**Document extract**
━━━━━━━━━━━━━━━━
4.6% of GDP – That’s how much the US federal government will spend on interest payments next year. The fantasy world continues until it one day cannot.

https://i.redd.it/27twduampcxd1.jpeg

by wakeup2019

15 comments
  1. If using this graph we’re trying to conflate the US economy to Greece or Finland.. yikes.
    Also, something something Federal Reserve… something something reserve currency…

    Yes, we should and need to work on it. But our situation is unique and faaaar from an imminent disaster.

  2. In 2025, lawmakers will confront major tax policy expirations that stem from Trump’s Tax Cuts and Jobs Act (TCJA).

    TCJA’s changes to business taxes are projected to reduce revenues and increase deficits by $919 billion from FY2018-2027. The largest of these changes, lowering the corporate income tax rate from 35% to 21%, is permanent law.
━━━━━━━━━━━━━━━━
**Rows**
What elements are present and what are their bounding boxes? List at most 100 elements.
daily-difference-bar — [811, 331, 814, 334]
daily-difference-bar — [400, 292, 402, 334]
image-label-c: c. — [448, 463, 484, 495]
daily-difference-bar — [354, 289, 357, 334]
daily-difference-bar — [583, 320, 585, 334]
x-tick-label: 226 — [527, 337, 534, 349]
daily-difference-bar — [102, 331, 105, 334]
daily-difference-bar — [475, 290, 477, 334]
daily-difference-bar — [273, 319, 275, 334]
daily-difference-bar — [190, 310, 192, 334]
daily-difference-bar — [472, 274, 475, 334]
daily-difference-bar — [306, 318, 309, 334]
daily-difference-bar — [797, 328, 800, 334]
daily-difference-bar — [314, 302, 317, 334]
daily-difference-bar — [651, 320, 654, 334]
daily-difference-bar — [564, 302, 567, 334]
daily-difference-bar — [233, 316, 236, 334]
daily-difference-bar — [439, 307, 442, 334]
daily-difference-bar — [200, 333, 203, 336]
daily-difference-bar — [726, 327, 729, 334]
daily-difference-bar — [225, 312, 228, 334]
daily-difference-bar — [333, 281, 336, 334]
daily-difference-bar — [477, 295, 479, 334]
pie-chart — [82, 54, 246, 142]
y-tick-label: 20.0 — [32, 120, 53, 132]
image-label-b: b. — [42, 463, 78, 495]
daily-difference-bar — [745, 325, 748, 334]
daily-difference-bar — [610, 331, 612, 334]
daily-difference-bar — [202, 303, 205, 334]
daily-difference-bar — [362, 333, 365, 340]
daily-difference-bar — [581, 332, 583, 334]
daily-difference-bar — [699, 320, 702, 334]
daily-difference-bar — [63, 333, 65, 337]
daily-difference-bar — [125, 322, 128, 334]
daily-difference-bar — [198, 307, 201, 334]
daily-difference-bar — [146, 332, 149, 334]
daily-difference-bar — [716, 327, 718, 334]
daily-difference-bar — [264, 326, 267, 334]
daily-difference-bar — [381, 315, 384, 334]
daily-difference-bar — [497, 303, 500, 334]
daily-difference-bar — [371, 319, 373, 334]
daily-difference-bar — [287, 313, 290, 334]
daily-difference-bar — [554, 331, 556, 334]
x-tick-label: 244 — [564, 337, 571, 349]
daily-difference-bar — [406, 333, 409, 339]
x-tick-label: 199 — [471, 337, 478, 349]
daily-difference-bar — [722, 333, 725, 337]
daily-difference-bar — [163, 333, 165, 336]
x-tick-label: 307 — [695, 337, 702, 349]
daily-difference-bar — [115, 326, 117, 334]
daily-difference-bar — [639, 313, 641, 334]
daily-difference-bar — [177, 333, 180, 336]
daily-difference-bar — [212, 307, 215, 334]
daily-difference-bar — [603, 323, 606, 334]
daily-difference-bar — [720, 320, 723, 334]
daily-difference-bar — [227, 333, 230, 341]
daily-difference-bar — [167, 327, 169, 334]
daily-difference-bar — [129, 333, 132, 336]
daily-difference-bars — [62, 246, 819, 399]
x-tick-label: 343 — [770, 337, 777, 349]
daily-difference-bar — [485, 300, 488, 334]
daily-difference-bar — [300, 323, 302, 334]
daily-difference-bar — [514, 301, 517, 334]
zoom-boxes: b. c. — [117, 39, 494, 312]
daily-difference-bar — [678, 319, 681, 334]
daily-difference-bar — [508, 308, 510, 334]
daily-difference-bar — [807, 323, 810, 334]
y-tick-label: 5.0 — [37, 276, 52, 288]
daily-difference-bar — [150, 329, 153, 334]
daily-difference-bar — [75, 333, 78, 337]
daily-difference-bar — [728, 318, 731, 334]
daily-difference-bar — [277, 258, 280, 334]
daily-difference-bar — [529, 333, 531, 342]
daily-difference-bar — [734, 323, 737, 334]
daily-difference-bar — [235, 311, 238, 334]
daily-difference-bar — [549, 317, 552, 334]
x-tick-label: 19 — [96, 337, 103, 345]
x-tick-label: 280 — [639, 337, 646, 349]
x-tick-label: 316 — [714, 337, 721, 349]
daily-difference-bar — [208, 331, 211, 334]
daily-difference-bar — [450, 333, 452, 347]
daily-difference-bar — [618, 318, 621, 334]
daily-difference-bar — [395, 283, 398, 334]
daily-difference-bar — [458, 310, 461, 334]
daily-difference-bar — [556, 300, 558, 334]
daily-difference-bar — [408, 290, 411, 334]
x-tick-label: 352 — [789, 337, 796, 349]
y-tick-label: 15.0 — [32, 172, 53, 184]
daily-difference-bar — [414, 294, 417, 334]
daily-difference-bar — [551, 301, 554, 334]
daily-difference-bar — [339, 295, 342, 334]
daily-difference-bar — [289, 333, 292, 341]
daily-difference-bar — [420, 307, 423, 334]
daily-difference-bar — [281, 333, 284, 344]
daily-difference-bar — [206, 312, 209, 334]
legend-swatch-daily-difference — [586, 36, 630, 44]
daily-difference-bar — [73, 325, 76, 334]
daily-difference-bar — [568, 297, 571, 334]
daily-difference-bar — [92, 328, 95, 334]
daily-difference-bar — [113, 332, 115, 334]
━━━━━━━━━━━━━━━━
**Written tasks**
1/ Retype the records exactly, covering the stretch from their first line through the line containing "daily-difference-bar — [200, 333, 203, 336]", both ends included.
2/ Continue the discussion thread on US federal interest spending, picking up right after its final sentence.

**Answer set**
1/
What elements are present and what are their bounding boxes? List at most 100 elements.
daily-difference-bar — [811, 331, 814, 334]
daily-difference-bar — [400, 292, 402, 334]
image-label-c: c. — [448, 463, 484, 495]
daily-difference-bar — [354, 289, 357, 334]
daily-difference-bar — [583, 320, 585, 334]
x-tick-label: 226 — [527, 337, 534, 349]
daily-difference-bar — [102, 331, 105, 334]
daily-difference-bar — [475, 290, 477, 334]
daily-difference-bar — [273, 319, 275, 334]
daily-difference-bar — [190, 310, 192, 334]
daily-difference-bar — [472, 274, 475, 334]
daily-difference-bar — [306, 318, 309, 334]
daily-difference-bar — [797, 328, 800, 334]
daily-difference-bar — [314, 302, 317, 334]
daily-difference-bar — [651, 320, 654, 334]
daily-difference-bar — [564, 302, 567, 334]
daily-difference-bar — [233, 316, 236, 334]
daily-difference-bar — [439, 307, 442, 334]
daily-difference-bar — [200, 333, 203, 336]

2/
    My question is if you do not support raising the corporate tax rate and closing tax loopholes for Billionaires, then what is your solution for reducing the federal deficit? The 25 richest Americans paid $13.6 billion in taxes from 2014-2018, a “true” tax rate of just 3.4%.

    “We can either have democracy in this country or we can have great wealth concentrated in the hands of a few, but we can’t have both,” famously said former U.S. Supreme Court Justice Louis Brandeis.

  3. Wait until Trump eviscerates tax receipts and pumps up tariffs. The fantasy won’t be much longer. Buy gold.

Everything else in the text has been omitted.